What is being asked:
Reproduce, without any change, the lines of the entries from their start through the line that contains "menu-mesh[interactable]: Mesh (148, 18, 178, 27)".

[Begin Listed entries]

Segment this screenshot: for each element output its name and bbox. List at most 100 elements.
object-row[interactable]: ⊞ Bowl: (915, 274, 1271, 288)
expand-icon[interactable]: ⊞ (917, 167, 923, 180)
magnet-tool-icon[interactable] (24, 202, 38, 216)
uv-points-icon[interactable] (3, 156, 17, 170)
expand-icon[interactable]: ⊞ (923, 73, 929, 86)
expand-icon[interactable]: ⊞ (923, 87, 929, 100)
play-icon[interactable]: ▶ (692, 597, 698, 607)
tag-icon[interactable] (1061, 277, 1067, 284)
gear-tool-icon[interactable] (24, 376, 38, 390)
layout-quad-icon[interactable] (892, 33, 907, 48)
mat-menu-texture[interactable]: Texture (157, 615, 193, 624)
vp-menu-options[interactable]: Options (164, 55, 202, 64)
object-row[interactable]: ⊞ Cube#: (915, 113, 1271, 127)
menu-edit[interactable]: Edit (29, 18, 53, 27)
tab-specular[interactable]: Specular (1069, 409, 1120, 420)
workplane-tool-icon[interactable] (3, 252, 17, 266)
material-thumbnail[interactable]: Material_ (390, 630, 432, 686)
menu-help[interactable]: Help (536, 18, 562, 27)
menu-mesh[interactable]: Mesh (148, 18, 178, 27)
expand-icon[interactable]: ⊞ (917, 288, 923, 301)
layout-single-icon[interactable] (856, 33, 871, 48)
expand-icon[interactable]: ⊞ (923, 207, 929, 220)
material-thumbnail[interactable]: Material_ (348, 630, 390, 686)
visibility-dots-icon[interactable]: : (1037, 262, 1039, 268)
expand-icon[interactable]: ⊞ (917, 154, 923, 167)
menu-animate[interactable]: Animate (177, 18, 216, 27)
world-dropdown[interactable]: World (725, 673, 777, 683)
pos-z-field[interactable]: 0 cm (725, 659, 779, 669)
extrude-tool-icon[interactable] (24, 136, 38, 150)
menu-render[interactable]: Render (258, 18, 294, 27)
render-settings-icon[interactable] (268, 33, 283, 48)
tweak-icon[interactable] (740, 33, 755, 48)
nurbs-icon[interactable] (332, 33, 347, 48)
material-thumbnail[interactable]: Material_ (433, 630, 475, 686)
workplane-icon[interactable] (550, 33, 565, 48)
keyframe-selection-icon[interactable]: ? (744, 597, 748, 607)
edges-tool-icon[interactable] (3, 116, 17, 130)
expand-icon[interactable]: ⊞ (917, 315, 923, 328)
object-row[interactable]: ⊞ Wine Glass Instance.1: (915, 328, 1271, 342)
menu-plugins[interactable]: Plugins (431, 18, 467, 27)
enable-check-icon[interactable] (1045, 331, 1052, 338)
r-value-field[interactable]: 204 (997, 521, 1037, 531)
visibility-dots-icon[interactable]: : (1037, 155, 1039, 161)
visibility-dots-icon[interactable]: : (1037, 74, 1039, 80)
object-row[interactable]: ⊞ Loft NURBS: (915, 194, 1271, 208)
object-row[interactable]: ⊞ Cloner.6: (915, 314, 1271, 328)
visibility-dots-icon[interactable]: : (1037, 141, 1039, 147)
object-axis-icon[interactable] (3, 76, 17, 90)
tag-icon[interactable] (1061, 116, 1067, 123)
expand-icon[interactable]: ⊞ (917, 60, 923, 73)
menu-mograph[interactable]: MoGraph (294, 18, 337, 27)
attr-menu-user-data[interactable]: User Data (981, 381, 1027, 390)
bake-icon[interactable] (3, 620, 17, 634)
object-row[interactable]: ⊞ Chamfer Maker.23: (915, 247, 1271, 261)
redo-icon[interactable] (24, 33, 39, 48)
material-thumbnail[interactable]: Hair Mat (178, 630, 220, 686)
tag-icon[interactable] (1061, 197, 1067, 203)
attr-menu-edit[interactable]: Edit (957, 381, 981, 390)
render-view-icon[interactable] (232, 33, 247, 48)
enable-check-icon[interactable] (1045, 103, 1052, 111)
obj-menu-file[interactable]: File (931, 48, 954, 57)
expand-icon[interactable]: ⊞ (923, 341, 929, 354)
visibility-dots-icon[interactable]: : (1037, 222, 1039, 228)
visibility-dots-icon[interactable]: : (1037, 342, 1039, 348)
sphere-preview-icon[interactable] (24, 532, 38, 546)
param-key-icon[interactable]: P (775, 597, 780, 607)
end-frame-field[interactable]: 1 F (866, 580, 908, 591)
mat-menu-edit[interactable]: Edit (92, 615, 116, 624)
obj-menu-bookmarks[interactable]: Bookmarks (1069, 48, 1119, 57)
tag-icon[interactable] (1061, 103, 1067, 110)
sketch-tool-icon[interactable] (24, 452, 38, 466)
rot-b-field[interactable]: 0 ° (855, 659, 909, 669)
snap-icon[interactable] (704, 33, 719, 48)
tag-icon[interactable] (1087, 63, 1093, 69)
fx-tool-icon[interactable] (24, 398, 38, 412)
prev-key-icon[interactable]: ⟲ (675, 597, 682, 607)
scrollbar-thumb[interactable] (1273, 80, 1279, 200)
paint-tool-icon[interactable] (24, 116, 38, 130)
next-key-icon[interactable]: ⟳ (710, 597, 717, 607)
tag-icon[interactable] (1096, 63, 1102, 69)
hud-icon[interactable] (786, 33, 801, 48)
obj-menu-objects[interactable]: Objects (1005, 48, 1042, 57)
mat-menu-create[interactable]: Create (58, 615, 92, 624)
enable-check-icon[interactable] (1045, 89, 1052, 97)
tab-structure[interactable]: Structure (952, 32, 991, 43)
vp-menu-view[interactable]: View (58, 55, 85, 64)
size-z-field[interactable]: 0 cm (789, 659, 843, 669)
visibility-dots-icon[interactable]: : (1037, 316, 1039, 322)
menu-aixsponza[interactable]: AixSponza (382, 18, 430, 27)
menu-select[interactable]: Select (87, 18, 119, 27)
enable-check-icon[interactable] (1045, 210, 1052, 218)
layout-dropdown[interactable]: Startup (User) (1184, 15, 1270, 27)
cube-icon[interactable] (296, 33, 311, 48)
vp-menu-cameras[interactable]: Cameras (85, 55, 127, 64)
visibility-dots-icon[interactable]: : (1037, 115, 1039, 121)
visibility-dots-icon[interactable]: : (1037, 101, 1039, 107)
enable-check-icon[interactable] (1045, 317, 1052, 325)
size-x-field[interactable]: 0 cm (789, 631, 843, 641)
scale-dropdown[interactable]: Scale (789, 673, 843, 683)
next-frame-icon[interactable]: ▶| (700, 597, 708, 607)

[End Listed entries]

Task answer:
Segment this screenshot: for each element output its name and bbox. List at most 100 elements.
object-row[interactable]: ⊞ Bowl: (915, 274, 1271, 288)
expand-icon[interactable]: ⊞ (917, 167, 923, 180)
magnet-tool-icon[interactable] (24, 202, 38, 216)
uv-points-icon[interactable] (3, 156, 17, 170)
expand-icon[interactable]: ⊞ (923, 73, 929, 86)
expand-icon[interactable]: ⊞ (923, 87, 929, 100)
play-icon[interactable]: ▶ (692, 597, 698, 607)
tag-icon[interactable] (1061, 277, 1067, 284)
gear-tool-icon[interactable] (24, 376, 38, 390)
layout-quad-icon[interactable] (892, 33, 907, 48)
mat-menu-texture[interactable]: Texture (157, 615, 193, 624)
vp-menu-options[interactable]: Options (164, 55, 202, 64)
object-row[interactable]: ⊞ Cube#: (915, 113, 1271, 127)
menu-edit[interactable]: Edit (29, 18, 53, 27)
tab-specular[interactable]: Specular (1069, 409, 1120, 420)
workplane-tool-icon[interactable] (3, 252, 17, 266)
material-thumbnail[interactable]: Material_ (390, 630, 432, 686)
menu-help[interactable]: Help (536, 18, 562, 27)
menu-mesh[interactable]: Mesh (148, 18, 178, 27)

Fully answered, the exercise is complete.